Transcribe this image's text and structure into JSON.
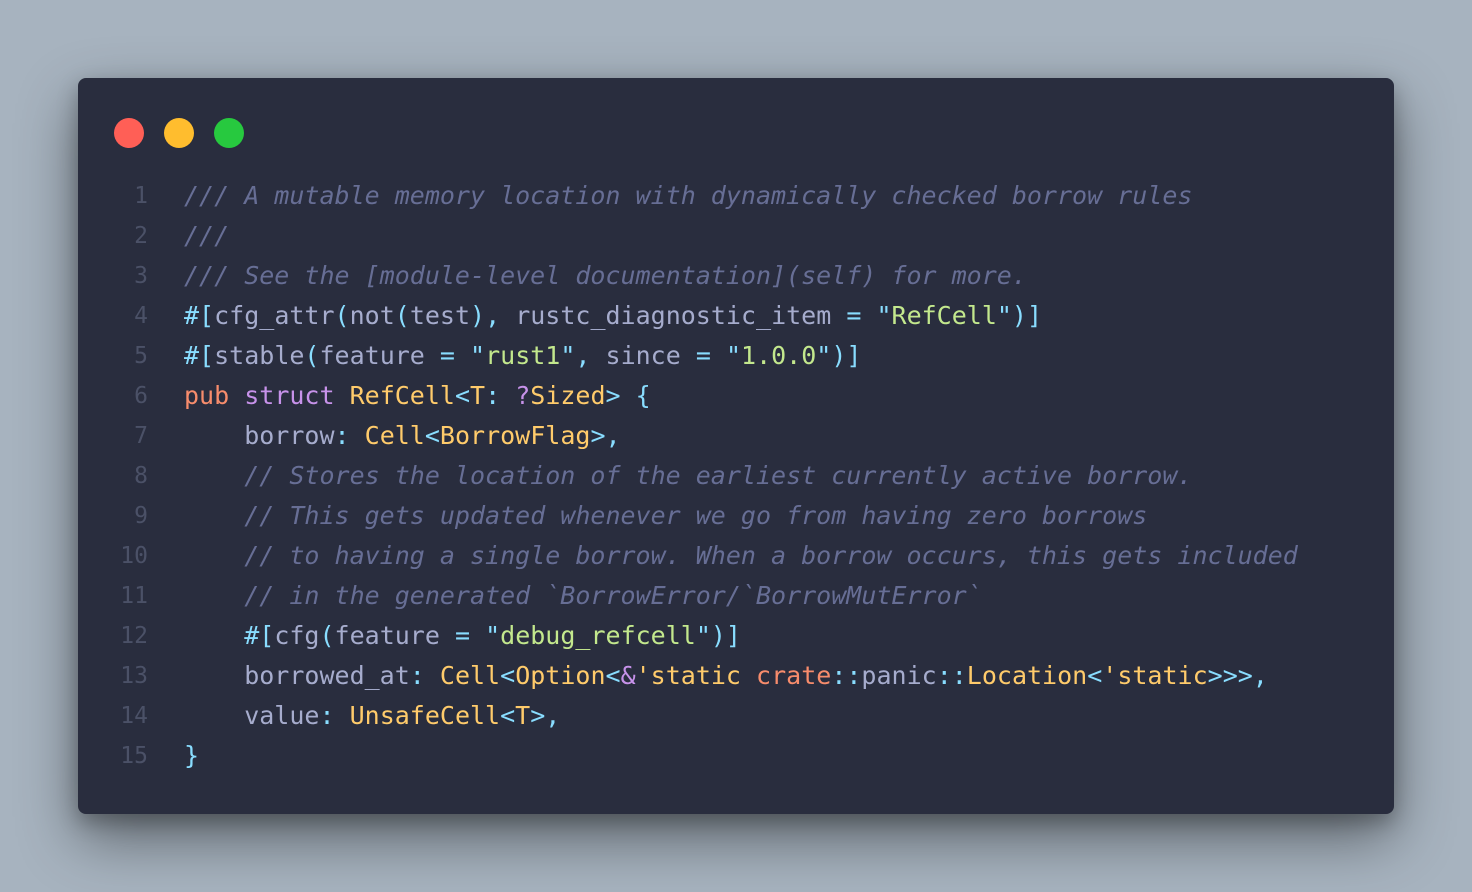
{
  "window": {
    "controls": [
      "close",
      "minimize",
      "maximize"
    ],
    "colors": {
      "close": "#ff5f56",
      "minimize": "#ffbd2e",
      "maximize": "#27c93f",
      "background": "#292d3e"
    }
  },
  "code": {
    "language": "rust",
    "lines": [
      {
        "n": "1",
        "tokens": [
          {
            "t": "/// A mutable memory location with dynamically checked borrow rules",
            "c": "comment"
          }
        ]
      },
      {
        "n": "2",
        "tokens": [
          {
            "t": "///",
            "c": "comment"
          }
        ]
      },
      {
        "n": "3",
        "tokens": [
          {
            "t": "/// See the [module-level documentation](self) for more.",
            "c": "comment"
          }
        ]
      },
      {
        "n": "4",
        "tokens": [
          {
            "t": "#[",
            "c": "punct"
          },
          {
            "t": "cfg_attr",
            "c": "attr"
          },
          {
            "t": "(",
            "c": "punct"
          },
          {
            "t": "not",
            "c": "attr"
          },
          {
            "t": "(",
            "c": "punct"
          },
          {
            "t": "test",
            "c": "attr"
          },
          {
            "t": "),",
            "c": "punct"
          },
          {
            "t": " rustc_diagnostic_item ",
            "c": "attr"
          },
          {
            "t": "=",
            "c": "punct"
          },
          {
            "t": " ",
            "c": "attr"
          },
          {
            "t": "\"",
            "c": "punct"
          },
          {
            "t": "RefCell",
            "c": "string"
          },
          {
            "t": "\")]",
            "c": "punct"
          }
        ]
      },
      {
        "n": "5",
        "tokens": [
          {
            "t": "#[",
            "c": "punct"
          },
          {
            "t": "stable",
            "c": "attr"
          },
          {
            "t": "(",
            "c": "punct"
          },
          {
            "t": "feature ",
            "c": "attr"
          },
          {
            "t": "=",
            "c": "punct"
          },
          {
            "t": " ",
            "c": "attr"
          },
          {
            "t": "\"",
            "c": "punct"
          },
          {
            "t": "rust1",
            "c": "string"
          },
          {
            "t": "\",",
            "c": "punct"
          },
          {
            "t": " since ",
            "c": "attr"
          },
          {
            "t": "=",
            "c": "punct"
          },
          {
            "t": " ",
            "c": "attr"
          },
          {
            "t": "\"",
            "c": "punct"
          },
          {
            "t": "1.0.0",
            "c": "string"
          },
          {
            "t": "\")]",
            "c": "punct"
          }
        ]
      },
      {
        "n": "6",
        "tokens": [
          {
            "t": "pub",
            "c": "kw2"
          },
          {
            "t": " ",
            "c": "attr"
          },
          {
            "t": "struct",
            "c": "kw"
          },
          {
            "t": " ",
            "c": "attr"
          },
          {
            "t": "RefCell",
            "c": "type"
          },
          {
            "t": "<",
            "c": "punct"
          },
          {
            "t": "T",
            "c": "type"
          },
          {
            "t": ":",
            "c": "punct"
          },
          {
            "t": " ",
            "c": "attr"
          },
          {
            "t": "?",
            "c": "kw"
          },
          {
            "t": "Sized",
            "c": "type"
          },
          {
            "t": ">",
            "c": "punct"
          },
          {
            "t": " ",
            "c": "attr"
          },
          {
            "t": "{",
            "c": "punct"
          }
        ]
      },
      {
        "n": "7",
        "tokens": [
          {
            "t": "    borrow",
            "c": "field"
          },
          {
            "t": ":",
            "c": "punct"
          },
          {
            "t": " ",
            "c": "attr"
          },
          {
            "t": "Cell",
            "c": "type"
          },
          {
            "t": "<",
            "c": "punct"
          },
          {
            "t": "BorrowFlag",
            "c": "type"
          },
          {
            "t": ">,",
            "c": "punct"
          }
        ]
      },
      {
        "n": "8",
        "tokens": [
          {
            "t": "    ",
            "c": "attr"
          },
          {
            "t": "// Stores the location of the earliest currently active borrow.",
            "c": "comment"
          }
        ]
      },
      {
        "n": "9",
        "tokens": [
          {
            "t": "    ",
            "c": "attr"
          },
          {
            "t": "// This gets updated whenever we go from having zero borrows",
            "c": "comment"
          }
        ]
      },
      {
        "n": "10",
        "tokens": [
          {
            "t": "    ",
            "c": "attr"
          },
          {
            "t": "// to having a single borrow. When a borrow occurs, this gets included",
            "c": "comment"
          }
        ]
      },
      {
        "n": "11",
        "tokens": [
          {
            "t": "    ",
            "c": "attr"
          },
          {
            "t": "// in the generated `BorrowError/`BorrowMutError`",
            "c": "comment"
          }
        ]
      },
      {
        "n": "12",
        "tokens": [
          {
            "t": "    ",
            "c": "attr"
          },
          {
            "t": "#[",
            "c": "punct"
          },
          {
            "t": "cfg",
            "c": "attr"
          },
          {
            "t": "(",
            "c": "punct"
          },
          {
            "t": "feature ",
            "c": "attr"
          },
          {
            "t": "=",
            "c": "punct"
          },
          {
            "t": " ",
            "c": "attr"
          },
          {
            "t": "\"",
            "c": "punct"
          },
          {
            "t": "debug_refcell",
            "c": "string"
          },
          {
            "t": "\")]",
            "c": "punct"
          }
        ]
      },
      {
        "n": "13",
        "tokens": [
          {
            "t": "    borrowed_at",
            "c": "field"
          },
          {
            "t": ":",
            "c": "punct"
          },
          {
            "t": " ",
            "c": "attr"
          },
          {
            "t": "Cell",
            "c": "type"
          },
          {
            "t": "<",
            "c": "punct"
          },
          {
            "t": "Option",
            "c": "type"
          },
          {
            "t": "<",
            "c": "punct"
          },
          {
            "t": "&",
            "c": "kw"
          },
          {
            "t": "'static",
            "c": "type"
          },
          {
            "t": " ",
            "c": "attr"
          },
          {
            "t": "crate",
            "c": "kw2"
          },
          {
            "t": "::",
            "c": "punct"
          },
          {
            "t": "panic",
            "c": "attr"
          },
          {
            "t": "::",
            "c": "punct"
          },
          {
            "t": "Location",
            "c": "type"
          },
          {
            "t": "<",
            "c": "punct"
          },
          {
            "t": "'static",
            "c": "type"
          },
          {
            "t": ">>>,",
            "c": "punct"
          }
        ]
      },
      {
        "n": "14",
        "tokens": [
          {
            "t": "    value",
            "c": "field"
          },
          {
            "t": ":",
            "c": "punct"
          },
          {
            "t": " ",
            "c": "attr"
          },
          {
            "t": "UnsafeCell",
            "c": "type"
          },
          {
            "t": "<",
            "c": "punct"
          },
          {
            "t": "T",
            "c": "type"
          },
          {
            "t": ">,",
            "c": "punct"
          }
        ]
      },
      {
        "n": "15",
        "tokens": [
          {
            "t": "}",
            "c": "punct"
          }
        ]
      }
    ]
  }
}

> **Stated task**
Transcribe all the lines above exactly, apart from the pictures.

> **Exercise solution**
Transcribe this image's text and structure into JSON.
{
  "window": {
    "controls": [
      "close",
      "minimize",
      "maximize"
    ],
    "colors": {
      "close": "#ff5f56",
      "minimize": "#ffbd2e",
      "maximize": "#27c93f",
      "background": "#292d3e"
    }
  },
  "code": {
    "language": "rust",
    "lines": [
      {
        "n": "1",
        "tokens": [
          {
            "t": "/// A mutable memory location with dynamically checked borrow rules",
            "c": "comment"
          }
        ]
      },
      {
        "n": "2",
        "tokens": [
          {
            "t": "///",
            "c": "comment"
          }
        ]
      },
      {
        "n": "3",
        "tokens": [
          {
            "t": "/// See the [module-level documentation](self) for more.",
            "c": "comment"
          }
        ]
      },
      {
        "n": "4",
        "tokens": [
          {
            "t": "#[",
            "c": "punct"
          },
          {
            "t": "cfg_attr",
            "c": "attr"
          },
          {
            "t": "(",
            "c": "punct"
          },
          {
            "t": "not",
            "c": "attr"
          },
          {
            "t": "(",
            "c": "punct"
          },
          {
            "t": "test",
            "c": "attr"
          },
          {
            "t": "),",
            "c": "punct"
          },
          {
            "t": " rustc_diagnostic_item ",
            "c": "attr"
          },
          {
            "t": "=",
            "c": "punct"
          },
          {
            "t": " ",
            "c": "attr"
          },
          {
            "t": "\"",
            "c": "punct"
          },
          {
            "t": "RefCell",
            "c": "string"
          },
          {
            "t": "\")]",
            "c": "punct"
          }
        ]
      },
      {
        "n": "5",
        "tokens": [
          {
            "t": "#[",
            "c": "punct"
          },
          {
            "t": "stable",
            "c": "attr"
          },
          {
            "t": "(",
            "c": "punct"
          },
          {
            "t": "feature ",
            "c": "attr"
          },
          {
            "t": "=",
            "c": "punct"
          },
          {
            "t": " ",
            "c": "attr"
          },
          {
            "t": "\"",
            "c": "punct"
          },
          {
            "t": "rust1",
            "c": "string"
          },
          {
            "t": "\",",
            "c": "punct"
          },
          {
            "t": " since ",
            "c": "attr"
          },
          {
            "t": "=",
            "c": "punct"
          },
          {
            "t": " ",
            "c": "attr"
          },
          {
            "t": "\"",
            "c": "punct"
          },
          {
            "t": "1.0.0",
            "c": "string"
          },
          {
            "t": "\")]",
            "c": "punct"
          }
        ]
      },
      {
        "n": "6",
        "tokens": [
          {
            "t": "pub",
            "c": "kw2"
          },
          {
            "t": " ",
            "c": "attr"
          },
          {
            "t": "struct",
            "c": "kw"
          },
          {
            "t": " ",
            "c": "attr"
          },
          {
            "t": "RefCell",
            "c": "type"
          },
          {
            "t": "<",
            "c": "punct"
          },
          {
            "t": "T",
            "c": "type"
          },
          {
            "t": ":",
            "c": "punct"
          },
          {
            "t": " ",
            "c": "attr"
          },
          {
            "t": "?",
            "c": "kw"
          },
          {
            "t": "Sized",
            "c": "type"
          },
          {
            "t": ">",
            "c": "punct"
          },
          {
            "t": " ",
            "c": "attr"
          },
          {
            "t": "{",
            "c": "punct"
          }
        ]
      },
      {
        "n": "7",
        "tokens": [
          {
            "t": "    borrow",
            "c": "field"
          },
          {
            "t": ":",
            "c": "punct"
          },
          {
            "t": " ",
            "c": "attr"
          },
          {
            "t": "Cell",
            "c": "type"
          },
          {
            "t": "<",
            "c": "punct"
          },
          {
            "t": "BorrowFlag",
            "c": "type"
          },
          {
            "t": ">,",
            "c": "punct"
          }
        ]
      },
      {
        "n": "8",
        "tokens": [
          {
            "t": "    ",
            "c": "attr"
          },
          {
            "t": "// Stores the location of the earliest currently active borrow.",
            "c": "comment"
          }
        ]
      },
      {
        "n": "9",
        "tokens": [
          {
            "t": "    ",
            "c": "attr"
          },
          {
            "t": "// This gets updated whenever we go from having zero borrows",
            "c": "comment"
          }
        ]
      },
      {
        "n": "10",
        "tokens": [
          {
            "t": "    ",
            "c": "attr"
          },
          {
            "t": "// to having a single borrow. When a borrow occurs, this gets included",
            "c": "comment"
          }
        ]
      },
      {
        "n": "11",
        "tokens": [
          {
            "t": "    ",
            "c": "attr"
          },
          {
            "t": "// in the generated `BorrowError/`BorrowMutError`",
            "c": "comment"
          }
        ]
      },
      {
        "n": "12",
        "tokens": [
          {
            "t": "    ",
            "c": "attr"
          },
          {
            "t": "#[",
            "c": "punct"
          },
          {
            "t": "cfg",
            "c": "attr"
          },
          {
            "t": "(",
            "c": "punct"
          },
          {
            "t": "feature ",
            "c": "attr"
          },
          {
            "t": "=",
            "c": "punct"
          },
          {
            "t": " ",
            "c": "attr"
          },
          {
            "t": "\"",
            "c": "punct"
          },
          {
            "t": "debug_refcell",
            "c": "string"
          },
          {
            "t": "\")]",
            "c": "punct"
          }
        ]
      },
      {
        "n": "13",
        "tokens": [
          {
            "t": "    borrowed_at",
            "c": "field"
          },
          {
            "t": ":",
            "c": "punct"
          },
          {
            "t": " ",
            "c": "attr"
          },
          {
            "t": "Cell",
            "c": "type"
          },
          {
            "t": "<",
            "c": "punct"
          },
          {
            "t": "Option",
            "c": "type"
          },
          {
            "t": "<",
            "c": "punct"
          },
          {
            "t": "&",
            "c": "kw"
          },
          {
            "t": "'static",
            "c": "type"
          },
          {
            "t": " ",
            "c": "attr"
          },
          {
            "t": "crate",
            "c": "kw2"
          },
          {
            "t": "::",
            "c": "punct"
          },
          {
            "t": "panic",
            "c": "attr"
          },
          {
            "t": "::",
            "c": "punct"
          },
          {
            "t": "Location",
            "c": "type"
          },
          {
            "t": "<",
            "c": "punct"
          },
          {
            "t": "'static",
            "c": "type"
          },
          {
            "t": ">>>,",
            "c": "punct"
          }
        ]
      },
      {
        "n": "14",
        "tokens": [
          {
            "t": "    value",
            "c": "field"
          },
          {
            "t": ":",
            "c": "punct"
          },
          {
            "t": " ",
            "c": "attr"
          },
          {
            "t": "UnsafeCell",
            "c": "type"
          },
          {
            "t": "<",
            "c": "punct"
          },
          {
            "t": "T",
            "c": "type"
          },
          {
            "t": ">,",
            "c": "punct"
          }
        ]
      },
      {
        "n": "15",
        "tokens": [
          {
            "t": "}",
            "c": "punct"
          }
        ]
      }
    ]
  }
}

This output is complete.